* _COMPITI_:
1. Per ciascuna affermazione indica se concorda con il brano sulla moglie di Vannacci, rispondendo sì o no e citando le parole decisive del brano. (a) Camelia Mihailescu Vannacci è la moglie del generale Roberto Vannacci. (b) Il video di auguri di ferragosto è stato pubblicato da Roberto Vannacci. (c) Le due donne sul lungomare di Viareggio avevano chiesto a un’orchestrina di suonare Bella ciao.
2. Riscrivi sotto forma di elenco il paragrafo del brano che inizia con «Guardando il profilo Instagram», mantenendone i fatti principali.

* _ESTRATTO DEL TESTO_:
━━━

Sui social esorcizza la sua condizione di immigrata e si definisce «zingara rumena» per disarmare l’interlocutore. Provoca, cerca engagement, vuole sempre polarizzare. Curerà presto lei la propaganda dell’ex generale?

Guardando il profilo Instagram di Camelia Mihailescu Vannacci, la consorte del generale Roberto Vannacci, saltano agli occhi alcune ripetizioni rivelatrici: la prima è la sottolineatura, reiterata, che lei è un’immigrata rumena. «Vi salutano il kebabbaro turco e la zingara rumena», dicono i due, a turno, nel video postato da Camelia per fare gli auguri di ferragosto ai follower; e «Saluti al mio amico Vladimir e al cavallo di Troia italiano. Vi saluta l’immigrata rumena», dice con enfasi da attrice consumata nell’ultimo post filo-russo; e di nuovo: «Vi saluta l’immigrata rumena», alla fine del video in cui spiega perché mostrò il dito medio a due donne sul lungomare di Viareggio, dopo che queste avevano chiesto a un’orchestrina di intonare Bella ciao al passaggio di Vannacci.

━━━

Dati di riconoscimento della struttura del documento:
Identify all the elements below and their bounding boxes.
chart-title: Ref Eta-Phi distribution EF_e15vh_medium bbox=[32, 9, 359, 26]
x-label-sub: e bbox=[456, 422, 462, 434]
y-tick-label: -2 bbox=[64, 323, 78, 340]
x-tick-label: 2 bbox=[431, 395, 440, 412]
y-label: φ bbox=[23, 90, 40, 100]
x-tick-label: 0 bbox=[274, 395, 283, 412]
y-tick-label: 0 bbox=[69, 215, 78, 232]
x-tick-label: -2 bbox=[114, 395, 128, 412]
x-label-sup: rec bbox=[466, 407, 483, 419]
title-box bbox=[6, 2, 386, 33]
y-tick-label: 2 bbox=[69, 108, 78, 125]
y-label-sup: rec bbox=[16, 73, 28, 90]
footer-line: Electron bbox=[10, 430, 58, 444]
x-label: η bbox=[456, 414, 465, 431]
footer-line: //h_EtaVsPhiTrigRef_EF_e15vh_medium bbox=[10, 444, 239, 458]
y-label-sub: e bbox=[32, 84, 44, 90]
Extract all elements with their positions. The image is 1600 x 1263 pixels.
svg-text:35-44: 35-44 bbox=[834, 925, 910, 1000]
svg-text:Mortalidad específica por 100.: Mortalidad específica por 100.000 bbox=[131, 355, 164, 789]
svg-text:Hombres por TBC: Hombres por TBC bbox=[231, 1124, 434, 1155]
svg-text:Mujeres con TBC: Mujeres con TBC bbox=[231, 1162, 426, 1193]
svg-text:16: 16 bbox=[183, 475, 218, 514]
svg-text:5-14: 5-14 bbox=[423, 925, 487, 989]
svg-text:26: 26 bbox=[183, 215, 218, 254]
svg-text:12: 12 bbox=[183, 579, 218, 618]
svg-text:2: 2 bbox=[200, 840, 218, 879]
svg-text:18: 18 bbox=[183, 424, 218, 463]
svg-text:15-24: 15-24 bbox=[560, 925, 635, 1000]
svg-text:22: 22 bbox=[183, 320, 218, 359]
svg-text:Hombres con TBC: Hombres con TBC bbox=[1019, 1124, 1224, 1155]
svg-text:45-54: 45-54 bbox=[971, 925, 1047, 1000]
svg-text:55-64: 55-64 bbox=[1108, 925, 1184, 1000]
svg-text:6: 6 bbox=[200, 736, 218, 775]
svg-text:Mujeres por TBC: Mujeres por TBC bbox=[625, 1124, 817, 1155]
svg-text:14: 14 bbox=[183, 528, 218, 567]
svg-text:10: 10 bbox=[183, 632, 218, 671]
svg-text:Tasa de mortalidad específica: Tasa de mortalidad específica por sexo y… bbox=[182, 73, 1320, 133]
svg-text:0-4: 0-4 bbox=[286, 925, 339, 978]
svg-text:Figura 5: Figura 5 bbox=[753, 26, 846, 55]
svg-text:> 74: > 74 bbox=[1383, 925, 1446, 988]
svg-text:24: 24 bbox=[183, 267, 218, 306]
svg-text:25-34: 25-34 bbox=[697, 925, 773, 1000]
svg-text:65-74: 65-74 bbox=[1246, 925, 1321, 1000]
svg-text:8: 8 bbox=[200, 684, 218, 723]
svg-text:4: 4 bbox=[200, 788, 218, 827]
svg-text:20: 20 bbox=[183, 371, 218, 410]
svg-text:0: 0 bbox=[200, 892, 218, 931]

━━━

* _RISPOSTE NUMERATE_:
1.
(a) Sì: «la consorte del generale Roberto Vannacci».
(b) No: «nel video postato da Camelia per fare gli auguri di ferragosto ai follower».
(c) Sì: «queste avevano chiesto a un’orchestrina di intonare Bella ciao al passaggio di Vannacci».

2.
- Il profilo Instagram di Camelia Mihailescu Vannacci, moglie del generale Roberto Vannacci, sottolinea più volte che lei è un’immigrata rumena.
- Nel video di auguri di ferragosto i due dicono a turno: «Vi salutano il kebabbaro turco e la zingara rumena».
- Nell’ultimo post filo-russo lei saluta «il mio amico Vladimir» e «il cavallo di Troia italiano» e chiude con «Vi saluta l’immigrata rumena».
- La stessa frase chiude il video in cui spiega perché mostrò il dito medio a due donne sul lungomare di Viareggio. Le due donne avevano chiesto a un’orchestrina di suonare Bella ciao al passaggio di Vannacci.